__What to work on__:
Copy out all the lines in the records that include the word "Minuten".

***** Provided records

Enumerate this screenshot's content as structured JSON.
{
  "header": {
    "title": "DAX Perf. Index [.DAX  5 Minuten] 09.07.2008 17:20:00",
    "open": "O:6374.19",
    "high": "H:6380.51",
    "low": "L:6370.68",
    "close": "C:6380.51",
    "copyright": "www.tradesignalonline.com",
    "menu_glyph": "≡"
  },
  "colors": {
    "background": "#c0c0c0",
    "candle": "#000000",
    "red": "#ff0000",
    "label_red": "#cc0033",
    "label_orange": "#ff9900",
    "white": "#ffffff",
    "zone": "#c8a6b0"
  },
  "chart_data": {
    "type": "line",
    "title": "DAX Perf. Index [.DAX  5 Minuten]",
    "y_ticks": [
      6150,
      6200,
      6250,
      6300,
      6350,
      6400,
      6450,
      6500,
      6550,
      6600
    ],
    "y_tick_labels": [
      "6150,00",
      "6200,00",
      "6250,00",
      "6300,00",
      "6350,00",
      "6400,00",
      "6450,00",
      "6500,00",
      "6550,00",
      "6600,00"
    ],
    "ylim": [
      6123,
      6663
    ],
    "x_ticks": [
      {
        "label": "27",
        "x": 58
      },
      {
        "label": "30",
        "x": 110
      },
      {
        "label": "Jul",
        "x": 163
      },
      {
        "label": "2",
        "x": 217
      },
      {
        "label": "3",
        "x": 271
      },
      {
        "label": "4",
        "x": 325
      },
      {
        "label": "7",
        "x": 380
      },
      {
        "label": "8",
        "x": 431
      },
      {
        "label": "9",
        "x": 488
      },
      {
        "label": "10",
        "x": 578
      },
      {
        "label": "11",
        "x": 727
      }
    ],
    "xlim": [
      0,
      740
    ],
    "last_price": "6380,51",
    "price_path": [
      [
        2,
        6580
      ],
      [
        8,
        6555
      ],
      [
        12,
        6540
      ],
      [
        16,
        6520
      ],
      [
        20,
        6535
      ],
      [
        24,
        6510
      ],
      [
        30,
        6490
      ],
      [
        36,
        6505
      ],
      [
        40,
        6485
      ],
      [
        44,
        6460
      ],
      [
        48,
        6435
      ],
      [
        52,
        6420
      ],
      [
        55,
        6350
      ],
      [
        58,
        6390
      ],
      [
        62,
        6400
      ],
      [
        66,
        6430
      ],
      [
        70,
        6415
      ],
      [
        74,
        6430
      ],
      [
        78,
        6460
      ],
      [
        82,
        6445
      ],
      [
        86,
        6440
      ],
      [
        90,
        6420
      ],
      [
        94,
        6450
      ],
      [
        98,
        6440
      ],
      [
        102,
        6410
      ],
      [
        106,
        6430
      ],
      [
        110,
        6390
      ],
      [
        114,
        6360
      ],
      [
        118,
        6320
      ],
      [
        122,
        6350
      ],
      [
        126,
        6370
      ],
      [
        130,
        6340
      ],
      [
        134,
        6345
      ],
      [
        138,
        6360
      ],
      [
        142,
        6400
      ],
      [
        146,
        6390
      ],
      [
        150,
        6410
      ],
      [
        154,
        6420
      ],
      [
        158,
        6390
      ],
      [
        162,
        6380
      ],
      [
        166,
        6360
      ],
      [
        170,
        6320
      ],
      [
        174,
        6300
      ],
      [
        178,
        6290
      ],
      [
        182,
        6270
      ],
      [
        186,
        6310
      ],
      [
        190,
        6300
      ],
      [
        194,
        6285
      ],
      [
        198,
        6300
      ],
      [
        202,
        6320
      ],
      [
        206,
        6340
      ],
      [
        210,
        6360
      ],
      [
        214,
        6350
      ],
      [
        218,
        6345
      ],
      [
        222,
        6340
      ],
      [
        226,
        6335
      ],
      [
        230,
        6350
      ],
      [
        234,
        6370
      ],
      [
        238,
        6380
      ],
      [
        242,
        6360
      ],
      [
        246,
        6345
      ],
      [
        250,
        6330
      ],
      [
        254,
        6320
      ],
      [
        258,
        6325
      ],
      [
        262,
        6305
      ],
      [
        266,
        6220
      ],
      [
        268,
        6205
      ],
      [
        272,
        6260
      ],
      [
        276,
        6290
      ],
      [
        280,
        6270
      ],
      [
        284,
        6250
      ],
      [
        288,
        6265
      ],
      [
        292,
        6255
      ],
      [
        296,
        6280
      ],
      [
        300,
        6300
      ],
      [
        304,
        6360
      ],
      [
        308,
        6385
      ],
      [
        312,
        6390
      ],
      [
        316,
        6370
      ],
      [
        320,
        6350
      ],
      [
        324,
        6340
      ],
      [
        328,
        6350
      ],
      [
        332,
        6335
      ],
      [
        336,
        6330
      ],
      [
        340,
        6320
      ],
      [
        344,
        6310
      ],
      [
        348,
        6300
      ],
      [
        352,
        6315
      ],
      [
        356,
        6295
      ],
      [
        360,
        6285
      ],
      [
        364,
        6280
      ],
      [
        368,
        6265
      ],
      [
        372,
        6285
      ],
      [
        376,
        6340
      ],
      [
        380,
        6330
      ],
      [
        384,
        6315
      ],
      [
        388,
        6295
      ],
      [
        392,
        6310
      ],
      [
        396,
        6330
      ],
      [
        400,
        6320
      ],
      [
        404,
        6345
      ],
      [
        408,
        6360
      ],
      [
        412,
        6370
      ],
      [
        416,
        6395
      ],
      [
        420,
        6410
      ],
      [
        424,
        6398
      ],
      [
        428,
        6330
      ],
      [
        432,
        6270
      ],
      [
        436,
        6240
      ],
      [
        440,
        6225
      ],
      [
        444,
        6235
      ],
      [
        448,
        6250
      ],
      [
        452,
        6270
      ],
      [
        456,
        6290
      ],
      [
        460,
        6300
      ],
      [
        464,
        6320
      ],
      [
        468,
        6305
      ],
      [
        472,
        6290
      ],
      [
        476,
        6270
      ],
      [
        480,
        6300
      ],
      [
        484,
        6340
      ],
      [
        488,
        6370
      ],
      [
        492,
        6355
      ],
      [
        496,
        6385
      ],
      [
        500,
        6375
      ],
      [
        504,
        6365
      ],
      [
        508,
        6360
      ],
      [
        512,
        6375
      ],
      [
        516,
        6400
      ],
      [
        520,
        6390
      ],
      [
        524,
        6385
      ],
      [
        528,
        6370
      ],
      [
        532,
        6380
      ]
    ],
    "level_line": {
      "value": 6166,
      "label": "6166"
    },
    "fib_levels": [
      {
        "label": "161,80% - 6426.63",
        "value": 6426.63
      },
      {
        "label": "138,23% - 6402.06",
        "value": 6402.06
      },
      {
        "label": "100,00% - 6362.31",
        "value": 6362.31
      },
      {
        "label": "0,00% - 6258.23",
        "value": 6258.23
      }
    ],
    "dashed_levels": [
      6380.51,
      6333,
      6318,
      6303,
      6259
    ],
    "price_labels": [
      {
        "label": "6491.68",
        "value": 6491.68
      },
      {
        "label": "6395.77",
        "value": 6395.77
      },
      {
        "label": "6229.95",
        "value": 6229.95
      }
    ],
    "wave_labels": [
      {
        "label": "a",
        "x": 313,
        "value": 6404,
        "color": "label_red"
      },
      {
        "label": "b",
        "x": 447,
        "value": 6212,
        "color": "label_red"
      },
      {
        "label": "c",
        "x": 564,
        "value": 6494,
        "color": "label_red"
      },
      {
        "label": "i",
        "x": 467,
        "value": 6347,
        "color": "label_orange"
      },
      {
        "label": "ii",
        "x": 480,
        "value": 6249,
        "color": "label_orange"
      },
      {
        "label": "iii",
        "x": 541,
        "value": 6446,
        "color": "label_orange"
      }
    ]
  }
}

**********
***** Provided records

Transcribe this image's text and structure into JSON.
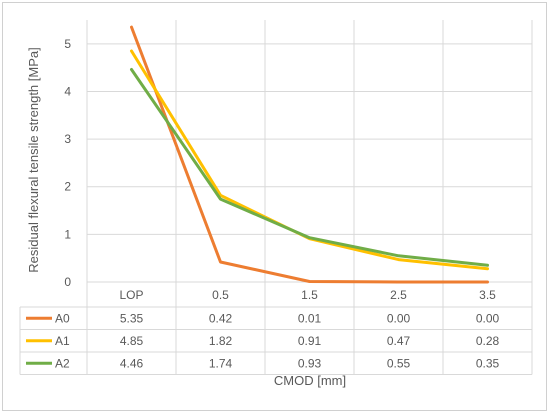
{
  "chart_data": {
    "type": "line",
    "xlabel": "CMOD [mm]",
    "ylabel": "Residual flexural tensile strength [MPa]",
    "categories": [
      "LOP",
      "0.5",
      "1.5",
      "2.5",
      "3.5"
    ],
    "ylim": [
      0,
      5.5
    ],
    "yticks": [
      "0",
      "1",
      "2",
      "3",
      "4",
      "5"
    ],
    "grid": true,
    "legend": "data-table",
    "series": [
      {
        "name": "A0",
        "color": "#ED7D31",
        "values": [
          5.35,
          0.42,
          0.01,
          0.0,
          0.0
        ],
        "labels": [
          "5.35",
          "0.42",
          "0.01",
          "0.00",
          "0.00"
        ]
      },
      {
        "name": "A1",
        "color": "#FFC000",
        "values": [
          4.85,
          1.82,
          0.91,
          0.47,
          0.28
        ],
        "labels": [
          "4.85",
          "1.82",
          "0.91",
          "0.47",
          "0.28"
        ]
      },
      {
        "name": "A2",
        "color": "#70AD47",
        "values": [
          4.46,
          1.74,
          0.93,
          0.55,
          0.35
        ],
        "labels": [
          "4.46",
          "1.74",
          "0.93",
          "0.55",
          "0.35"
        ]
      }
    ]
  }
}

**********

__Exercise output__:
    "title": "DAX Perf. Index [.DAX  5 Minuten] 09.07.2008 17:20:00",
    "title": "DAX Perf. Index [.DAX  5 Minuten]",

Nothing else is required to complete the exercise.